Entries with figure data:
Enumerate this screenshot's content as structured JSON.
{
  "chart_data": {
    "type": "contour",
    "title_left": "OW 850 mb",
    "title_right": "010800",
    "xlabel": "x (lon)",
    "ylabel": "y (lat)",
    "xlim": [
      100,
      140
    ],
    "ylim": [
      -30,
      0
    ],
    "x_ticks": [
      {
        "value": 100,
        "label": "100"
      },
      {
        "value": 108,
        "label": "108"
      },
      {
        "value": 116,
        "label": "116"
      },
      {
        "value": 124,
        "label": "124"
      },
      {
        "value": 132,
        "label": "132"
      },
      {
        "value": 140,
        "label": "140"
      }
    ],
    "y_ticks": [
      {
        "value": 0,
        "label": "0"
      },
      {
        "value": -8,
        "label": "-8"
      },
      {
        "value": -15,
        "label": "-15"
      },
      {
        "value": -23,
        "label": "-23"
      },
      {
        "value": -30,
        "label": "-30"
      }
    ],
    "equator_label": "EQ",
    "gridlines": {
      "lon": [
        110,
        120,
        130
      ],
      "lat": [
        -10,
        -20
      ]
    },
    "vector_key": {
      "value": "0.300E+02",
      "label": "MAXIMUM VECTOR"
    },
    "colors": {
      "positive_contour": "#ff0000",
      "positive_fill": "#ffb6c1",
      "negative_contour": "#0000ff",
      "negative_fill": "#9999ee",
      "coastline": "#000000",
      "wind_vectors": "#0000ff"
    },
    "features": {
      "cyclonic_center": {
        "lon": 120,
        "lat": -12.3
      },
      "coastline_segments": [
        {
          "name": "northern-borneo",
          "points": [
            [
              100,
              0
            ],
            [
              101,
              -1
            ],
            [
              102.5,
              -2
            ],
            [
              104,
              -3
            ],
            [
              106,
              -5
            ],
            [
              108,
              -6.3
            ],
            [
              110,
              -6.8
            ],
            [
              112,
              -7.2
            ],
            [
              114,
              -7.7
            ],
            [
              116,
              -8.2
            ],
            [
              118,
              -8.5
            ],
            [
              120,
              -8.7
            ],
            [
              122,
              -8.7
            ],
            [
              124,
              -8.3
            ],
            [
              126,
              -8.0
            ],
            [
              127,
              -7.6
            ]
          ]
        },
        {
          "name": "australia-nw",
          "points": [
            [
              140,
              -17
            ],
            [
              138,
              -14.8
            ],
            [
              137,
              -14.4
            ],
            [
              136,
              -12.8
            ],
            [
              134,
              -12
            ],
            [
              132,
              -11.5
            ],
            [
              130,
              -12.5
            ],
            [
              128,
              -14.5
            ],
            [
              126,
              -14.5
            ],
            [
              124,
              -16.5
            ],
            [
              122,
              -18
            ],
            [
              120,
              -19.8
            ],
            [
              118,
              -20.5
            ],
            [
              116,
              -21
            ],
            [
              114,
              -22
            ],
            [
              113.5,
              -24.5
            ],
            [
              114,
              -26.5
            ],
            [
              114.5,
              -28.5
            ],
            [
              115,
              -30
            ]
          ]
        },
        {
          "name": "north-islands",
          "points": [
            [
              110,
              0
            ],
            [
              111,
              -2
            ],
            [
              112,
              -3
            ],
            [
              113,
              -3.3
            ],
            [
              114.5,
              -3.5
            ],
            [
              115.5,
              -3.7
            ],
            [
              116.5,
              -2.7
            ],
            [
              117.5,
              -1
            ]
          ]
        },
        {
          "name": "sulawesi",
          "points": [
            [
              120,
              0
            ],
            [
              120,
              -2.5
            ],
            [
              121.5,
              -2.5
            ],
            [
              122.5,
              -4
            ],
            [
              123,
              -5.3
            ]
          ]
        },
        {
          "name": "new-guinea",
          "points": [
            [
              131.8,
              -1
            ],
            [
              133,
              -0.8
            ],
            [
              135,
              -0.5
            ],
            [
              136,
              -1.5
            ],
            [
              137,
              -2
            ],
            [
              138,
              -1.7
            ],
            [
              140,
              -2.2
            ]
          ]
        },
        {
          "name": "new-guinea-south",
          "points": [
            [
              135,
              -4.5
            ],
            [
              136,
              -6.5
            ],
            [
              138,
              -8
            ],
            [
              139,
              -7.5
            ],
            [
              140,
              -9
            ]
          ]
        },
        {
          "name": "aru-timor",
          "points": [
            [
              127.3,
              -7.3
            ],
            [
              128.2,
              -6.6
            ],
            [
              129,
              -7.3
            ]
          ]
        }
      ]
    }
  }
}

**Exercise requirements:**
Reproduce each record exactly, leaving nothing out.

**Output for this task:**
Enumerate this screenshot's content as structured JSON.
{
  "chart_data": {
    "type": "contour",
    "title_left": "OW 850 mb",
    "title_right": "010800",
    "xlabel": "x (lon)",
    "ylabel": "y (lat)",
    "xlim": [
      100,
      140
    ],
    "ylim": [
      -30,
      0
    ],
    "x_ticks": [
      {
        "value": 100,
        "label": "100"
      },
      {
        "value": 108,
        "label": "108"
      },
      {
        "value": 116,
        "label": "116"
      },
      {
        "value": 124,
        "label": "124"
      },
      {
        "value": 132,
        "label": "132"
      },
      {
        "value": 140,
        "label": "140"
      }
    ],
    "y_ticks": [
      {
        "value": 0,
        "label": "0"
      },
      {
        "value": -8,
        "label": "-8"
      },
      {
        "value": -15,
        "label": "-15"
      },
      {
        "value": -23,
        "label": "-23"
      },
      {
        "value": -30,
        "label": "-30"
      }
    ],
    "equator_label": "EQ",
    "gridlines": {
      "lon": [
        110,
        120,
        130
      ],
      "lat": [
        -10,
        -20
      ]
    },
    "vector_key": {
      "value": "0.300E+02",
      "label": "MAXIMUM VECTOR"
    },
    "colors": {
      "positive_contour": "#ff0000",
      "positive_fill": "#ffb6c1",
      "negative_contour": "#0000ff",
      "negative_fill": "#9999ee",
      "coastline": "#000000",
      "wind_vectors": "#0000ff"
    },
    "features": {
      "cyclonic_center": {
        "lon": 120,
        "lat": -12.3
      },
      "coastline_segments": [
        {
          "name": "northern-borneo",
          "points": [
            [
              100,
              0
            ],
            [
              101,
              -1
            ],
            [
              102.5,
              -2
            ],
            [
              104,
              -3
            ],
            [
              106,
              -5
            ],
            [
              108,
              -6.3
            ],
            [
              110,
              -6.8
            ],
            [
              112,
              -7.2
            ],
            [
              114,
              -7.7
            ],
            [
              116,
              -8.2
            ],
            [
              118,
              -8.5
            ],
            [
              120,
              -8.7
            ],
            [
              122,
              -8.7
            ],
            [
              124,
              -8.3
            ],
            [
              126,
              -8.0
            ],
            [
              127,
              -7.6
            ]
          ]
        },
        {
          "name": "australia-nw",
          "points": [
            [
              140,
              -17
            ],
            [
              138,
              -14.8
            ],
            [
              137,
              -14.4
            ],
            [
              136,
              -12.8
            ],
            [
              134,
              -12
            ],
            [
              132,
              -11.5
            ],
            [
              130,
              -12.5
            ],
            [
              128,
              -14.5
            ],
            [
              126,
              -14.5
            ],
            [
              124,
              -16.5
            ],
            [
              122,
              -18
            ],
            [
              120,
              -19.8
            ],
            [
              118,
              -20.5
            ],
            [
              116,
              -21
            ],
            [
              114,
              -22
            ],
            [
              113.5,
              -24.5
            ],
            [
              114,
              -26.5
            ],
            [
              114.5,
              -28.5
            ],
            [
              115,
              -30
            ]
          ]
        },
        {
          "name": "north-islands",
          "points": [
            [
              110,
              0
            ],
            [
              111,
              -2
            ],
            [
              112,
              -3
            ],
            [
              113,
              -3.3
            ],
            [
              114.5,
              -3.5
            ],
            [
              115.5,
              -3.7
            ],
            [
              116.5,
              -2.7
            ],
            [
              117.5,
              -1
            ]
          ]
        },
        {
          "name": "sulawesi",
          "points": [
            [
              120,
              0
            ],
            [
              120,
              -2.5
            ],
            [
              121.5,
              -2.5
            ],
            [
              122.5,
              -4
            ],
            [
              123,
              -5.3
            ]
          ]
        },
        {
          "name": "new-guinea",
          "points": [
            [
              131.8,
              -1
            ],
            [
              133,
              -0.8
            ],
            [
              135,
              -0.5
            ],
            [
              136,
              -1.5
            ],
            [
              137,
              -2
            ],
            [
              138,
              -1.7
            ],
            [
              140,
              -2.2
            ]
          ]
        },
        {
          "name": "new-guinea-south",
          "points": [
            [
              135,
              -4.5
            ],
            [
              136,
              -6.5
            ],
            [
              138,
              -8
            ],
            [
              139,
              -7.5
            ],
            [
              140,
              -9
            ]
          ]
        },
        {
          "name": "aru-timor",
          "points": [
            [
              127.3,
              -7.3
            ],
            [
              128.2,
              -6.6
            ],
            [
              129,
              -7.3
            ]
          ]
        }
      ]
    }
  }
}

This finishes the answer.